- **What this task involves**:
Omit the pictures, then write out every entry exactly as it reads.

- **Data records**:
>>>>
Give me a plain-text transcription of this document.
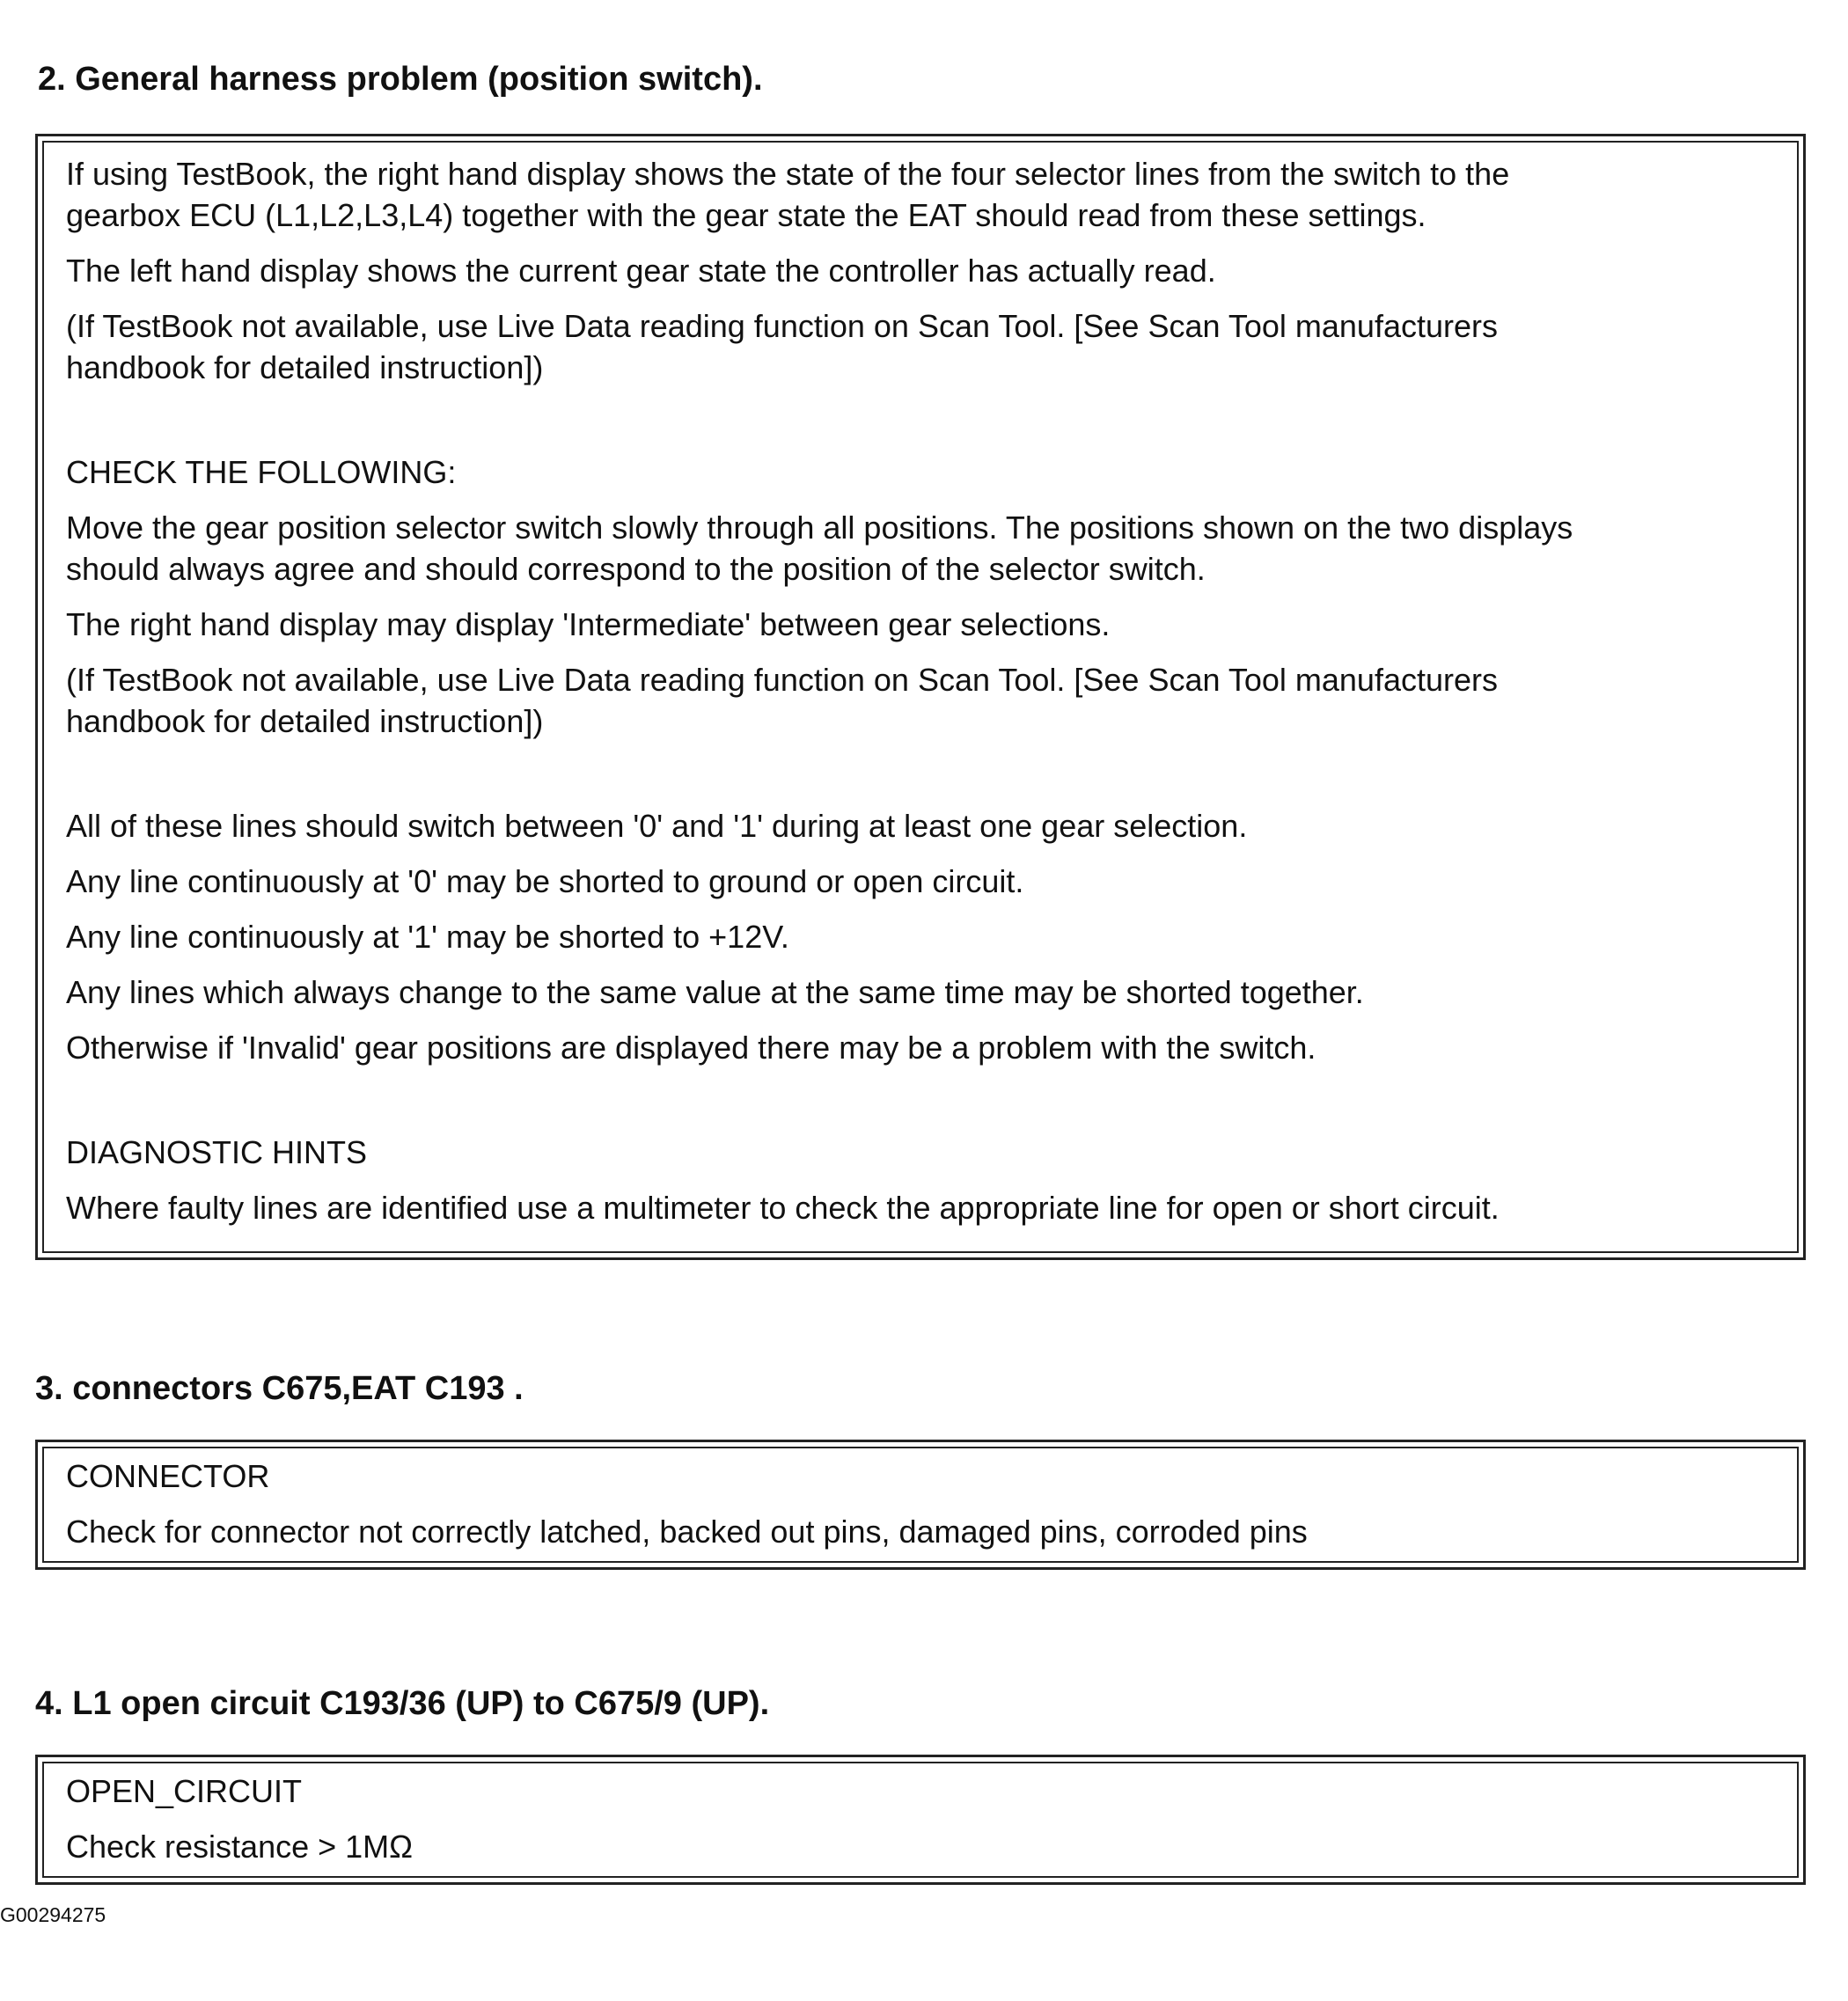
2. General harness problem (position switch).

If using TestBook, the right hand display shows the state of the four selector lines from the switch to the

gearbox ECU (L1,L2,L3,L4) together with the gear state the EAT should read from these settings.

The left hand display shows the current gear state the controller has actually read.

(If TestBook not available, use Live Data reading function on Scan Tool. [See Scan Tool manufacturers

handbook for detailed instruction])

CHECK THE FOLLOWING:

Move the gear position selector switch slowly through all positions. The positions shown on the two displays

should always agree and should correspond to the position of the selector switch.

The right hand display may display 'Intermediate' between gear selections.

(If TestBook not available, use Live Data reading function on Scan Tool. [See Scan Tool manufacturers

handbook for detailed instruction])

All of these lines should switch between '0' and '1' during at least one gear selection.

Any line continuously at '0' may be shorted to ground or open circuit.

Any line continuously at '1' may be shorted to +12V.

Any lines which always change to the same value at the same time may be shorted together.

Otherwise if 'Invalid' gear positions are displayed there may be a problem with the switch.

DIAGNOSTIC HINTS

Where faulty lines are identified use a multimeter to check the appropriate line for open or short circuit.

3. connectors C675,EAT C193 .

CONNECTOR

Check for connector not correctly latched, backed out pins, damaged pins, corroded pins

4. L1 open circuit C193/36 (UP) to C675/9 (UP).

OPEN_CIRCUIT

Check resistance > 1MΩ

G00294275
<<<<
- **Reply**:
Give me a plain-text transcription of this document.
2. General harness problem (position switch).

If using TestBook, the right hand display shows the state of the four selector lines from the switch to the

gearbox ECU (L1,L2,L3,L4) together with the gear state the EAT should read from these settings.

The left hand display shows the current gear state the controller has actually read.

(If TestBook not available, use Live Data reading function on Scan Tool. [See Scan Tool manufacturers

handbook for detailed instruction])

CHECK THE FOLLOWING:

Move the gear position selector switch slowly through all positions. The positions shown on the two displays

should always agree and should correspond to the position of the selector switch.

The right hand display may display 'Intermediate' between gear selections.

(If TestBook not available, use Live Data reading function on Scan Tool. [See Scan Tool manufacturers

handbook for detailed instruction])

All of these lines should switch between '0' and '1' during at least one gear selection.

Any line continuously at '0' may be shorted to ground or open circuit.

Any line continuously at '1' may be shorted to +12V.

Any lines which always change to the same value at the same time may be shorted together.

Otherwise if 'Invalid' gear positions are displayed there may be a problem with the switch.

DIAGNOSTIC HINTS

Where faulty lines are identified use a multimeter to check the appropriate line for open or short circuit.

3. connectors C675,EAT C193 .

CONNECTOR

Check for connector not correctly latched, backed out pins, damaged pins, corroded pins

4. L1 open circuit C193/36 (UP) to C675/9 (UP).

OPEN_CIRCUIT

Check resistance > 1MΩ

G00294275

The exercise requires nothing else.